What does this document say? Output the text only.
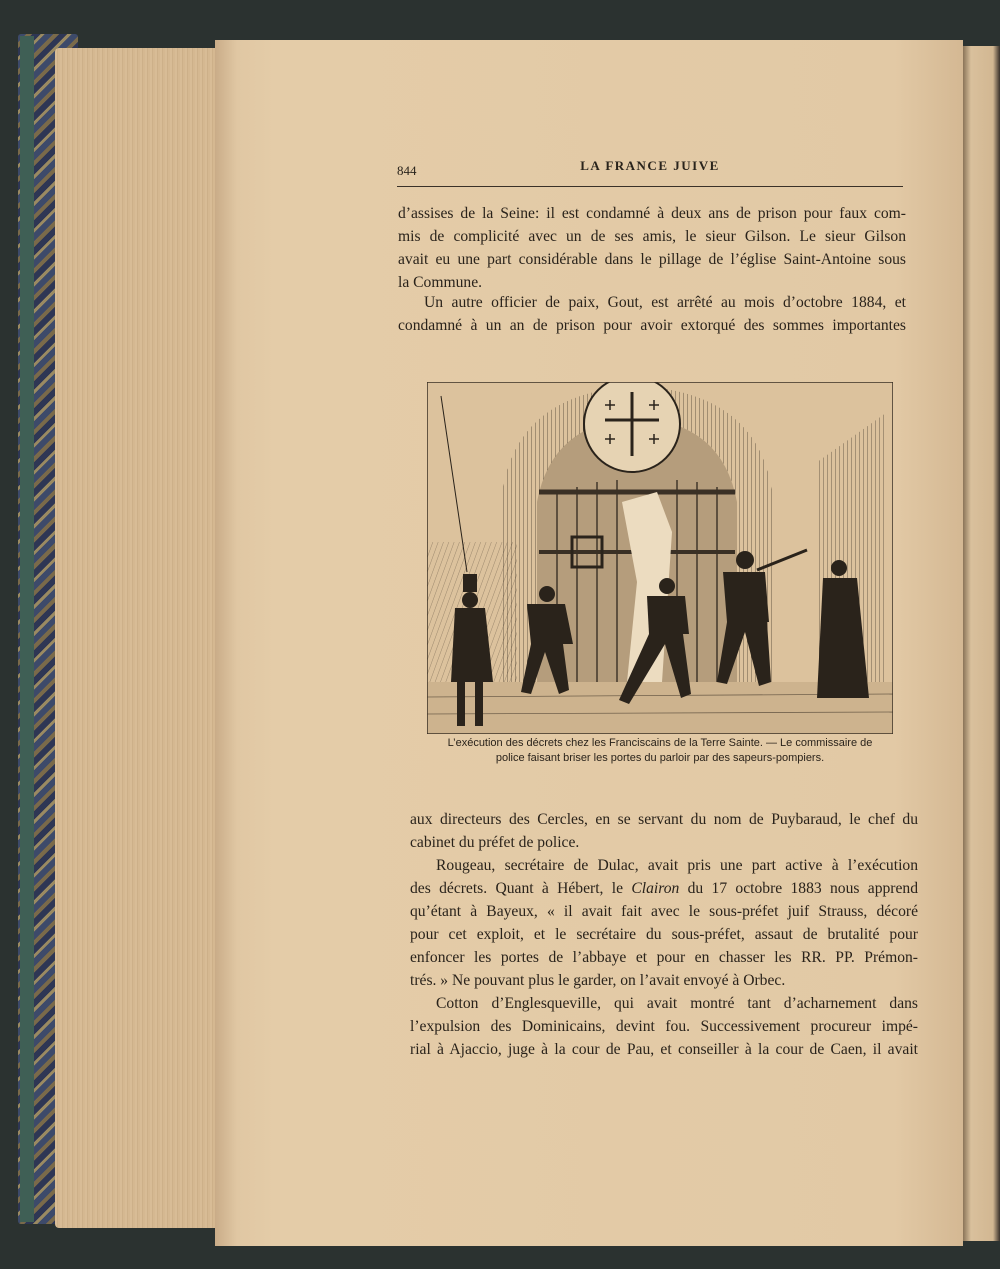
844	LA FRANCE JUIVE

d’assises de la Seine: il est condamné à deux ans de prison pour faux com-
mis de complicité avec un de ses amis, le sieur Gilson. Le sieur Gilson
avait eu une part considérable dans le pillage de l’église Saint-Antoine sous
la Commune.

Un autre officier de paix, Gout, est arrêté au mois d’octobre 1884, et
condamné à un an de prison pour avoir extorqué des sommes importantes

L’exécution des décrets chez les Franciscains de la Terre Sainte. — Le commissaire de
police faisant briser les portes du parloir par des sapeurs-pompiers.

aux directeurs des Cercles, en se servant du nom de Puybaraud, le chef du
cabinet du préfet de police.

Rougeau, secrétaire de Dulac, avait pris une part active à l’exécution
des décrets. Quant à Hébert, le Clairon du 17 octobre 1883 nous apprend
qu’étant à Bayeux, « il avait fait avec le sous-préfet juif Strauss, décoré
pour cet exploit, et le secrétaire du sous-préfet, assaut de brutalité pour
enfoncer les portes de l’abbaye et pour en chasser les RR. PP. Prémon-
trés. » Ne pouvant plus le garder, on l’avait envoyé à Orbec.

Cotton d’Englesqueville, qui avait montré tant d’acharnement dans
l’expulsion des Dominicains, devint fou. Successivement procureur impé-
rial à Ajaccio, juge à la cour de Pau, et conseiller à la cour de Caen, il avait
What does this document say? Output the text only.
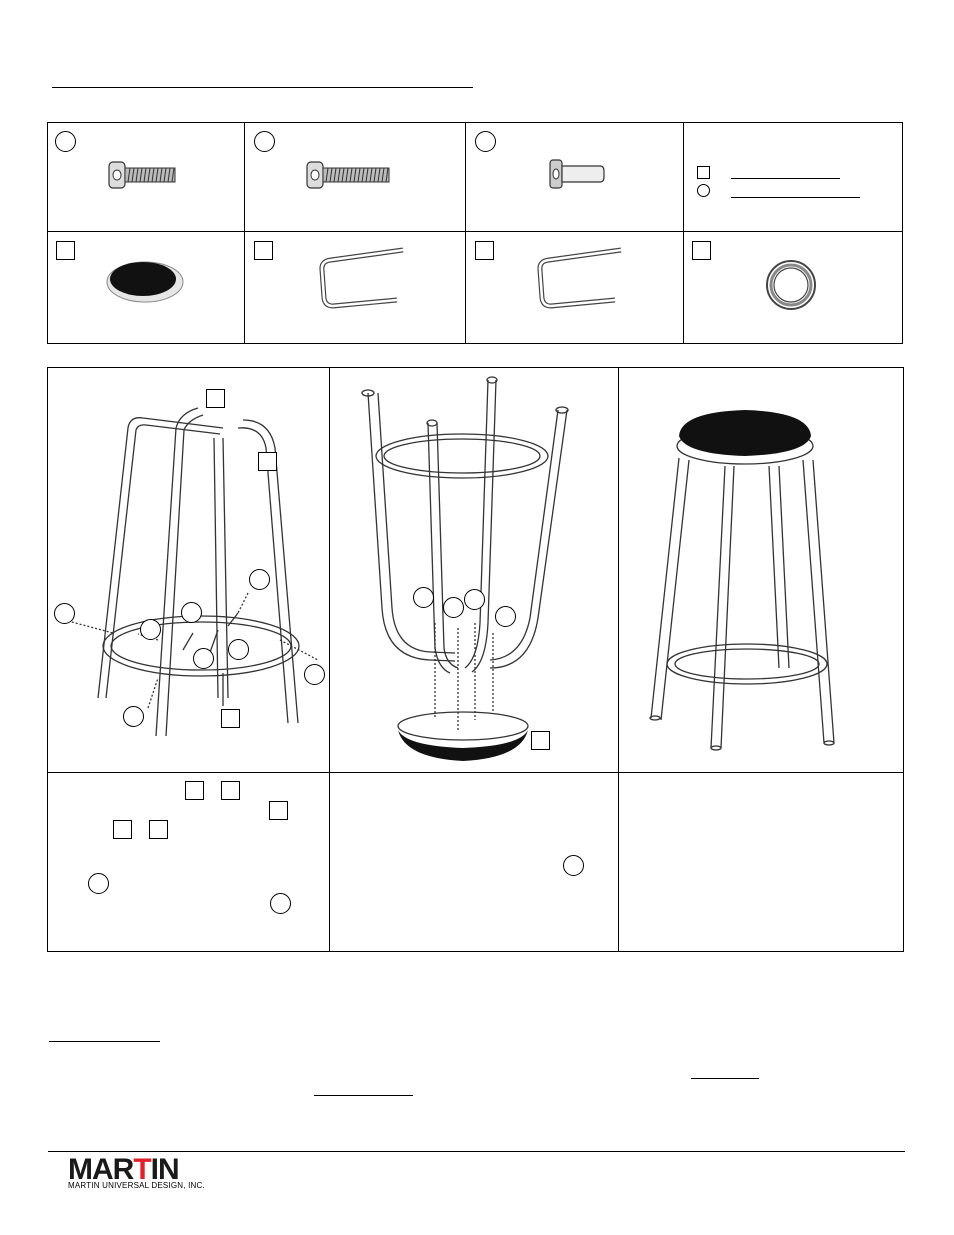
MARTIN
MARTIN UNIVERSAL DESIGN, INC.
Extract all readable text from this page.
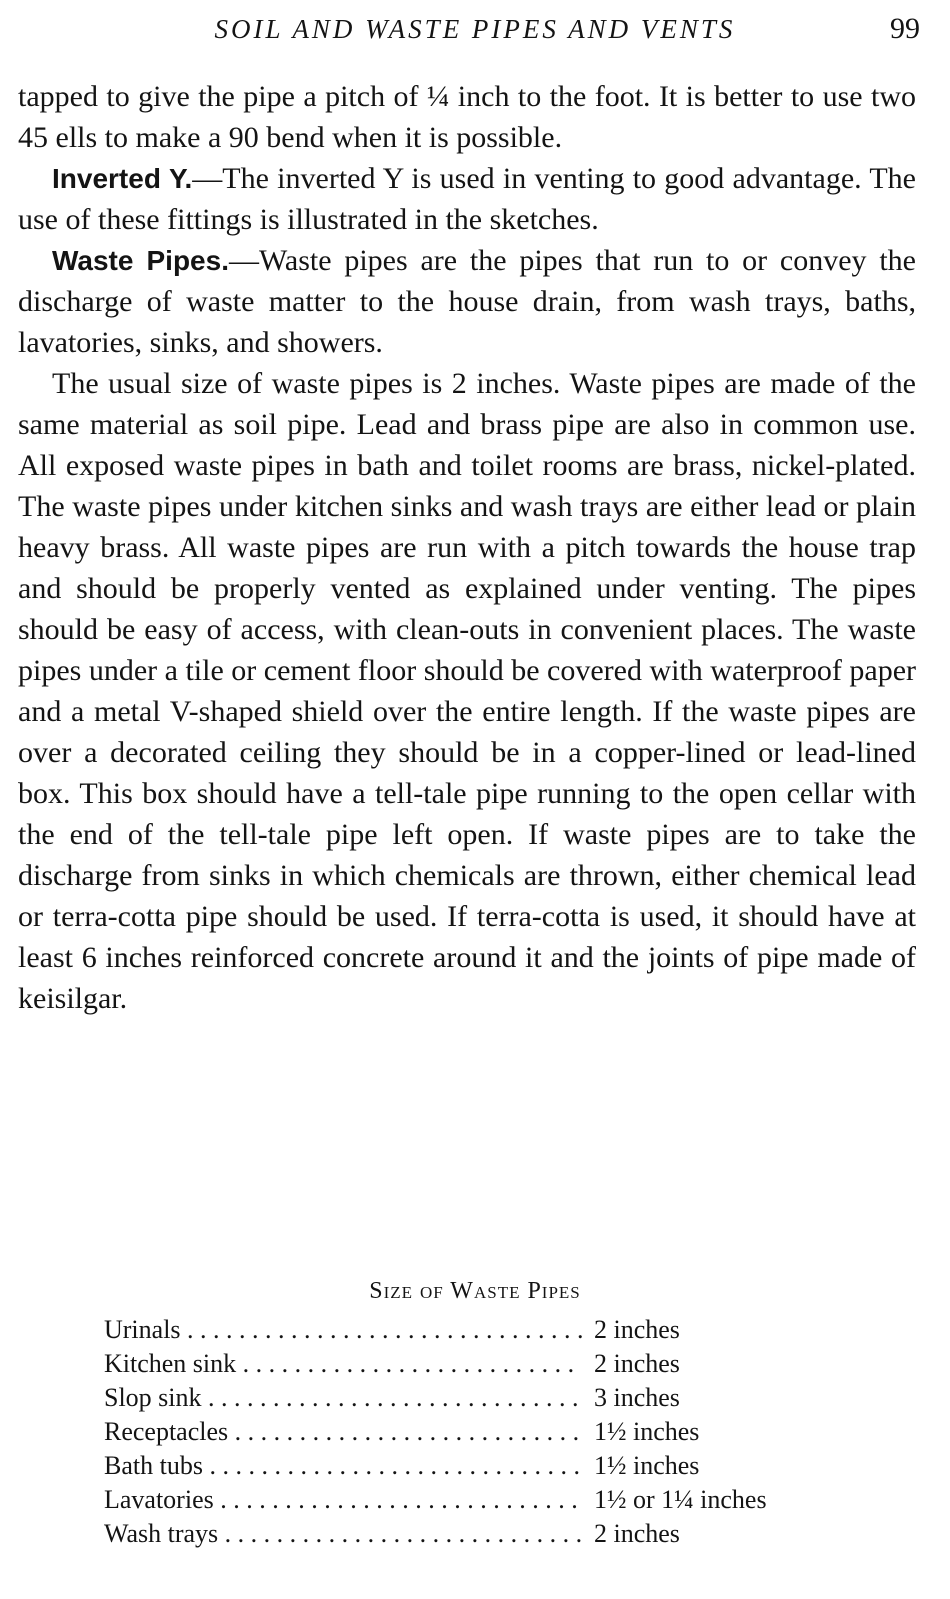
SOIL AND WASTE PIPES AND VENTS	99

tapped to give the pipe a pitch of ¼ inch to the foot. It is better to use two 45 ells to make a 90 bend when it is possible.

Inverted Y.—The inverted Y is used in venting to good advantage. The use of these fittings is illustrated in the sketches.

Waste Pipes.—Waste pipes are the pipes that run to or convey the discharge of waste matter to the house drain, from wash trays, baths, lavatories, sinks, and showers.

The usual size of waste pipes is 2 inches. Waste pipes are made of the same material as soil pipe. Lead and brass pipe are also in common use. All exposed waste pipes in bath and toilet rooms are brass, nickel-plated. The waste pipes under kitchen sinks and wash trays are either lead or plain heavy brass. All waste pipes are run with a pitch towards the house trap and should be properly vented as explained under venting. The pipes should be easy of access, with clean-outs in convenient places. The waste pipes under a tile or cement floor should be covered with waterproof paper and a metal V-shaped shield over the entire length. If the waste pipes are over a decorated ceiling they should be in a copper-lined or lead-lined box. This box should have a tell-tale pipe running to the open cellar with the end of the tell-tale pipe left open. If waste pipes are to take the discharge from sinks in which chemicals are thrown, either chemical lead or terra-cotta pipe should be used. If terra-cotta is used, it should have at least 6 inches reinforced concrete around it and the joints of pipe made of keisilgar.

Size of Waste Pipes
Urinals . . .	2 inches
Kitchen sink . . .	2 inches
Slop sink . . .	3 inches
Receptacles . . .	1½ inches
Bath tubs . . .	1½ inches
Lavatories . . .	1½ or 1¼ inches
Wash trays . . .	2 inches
——
• **PROMPT**:
Only a number is wanted here: how many lines in the data above include the string "part"?

• **ANSWER IN FULL**:
2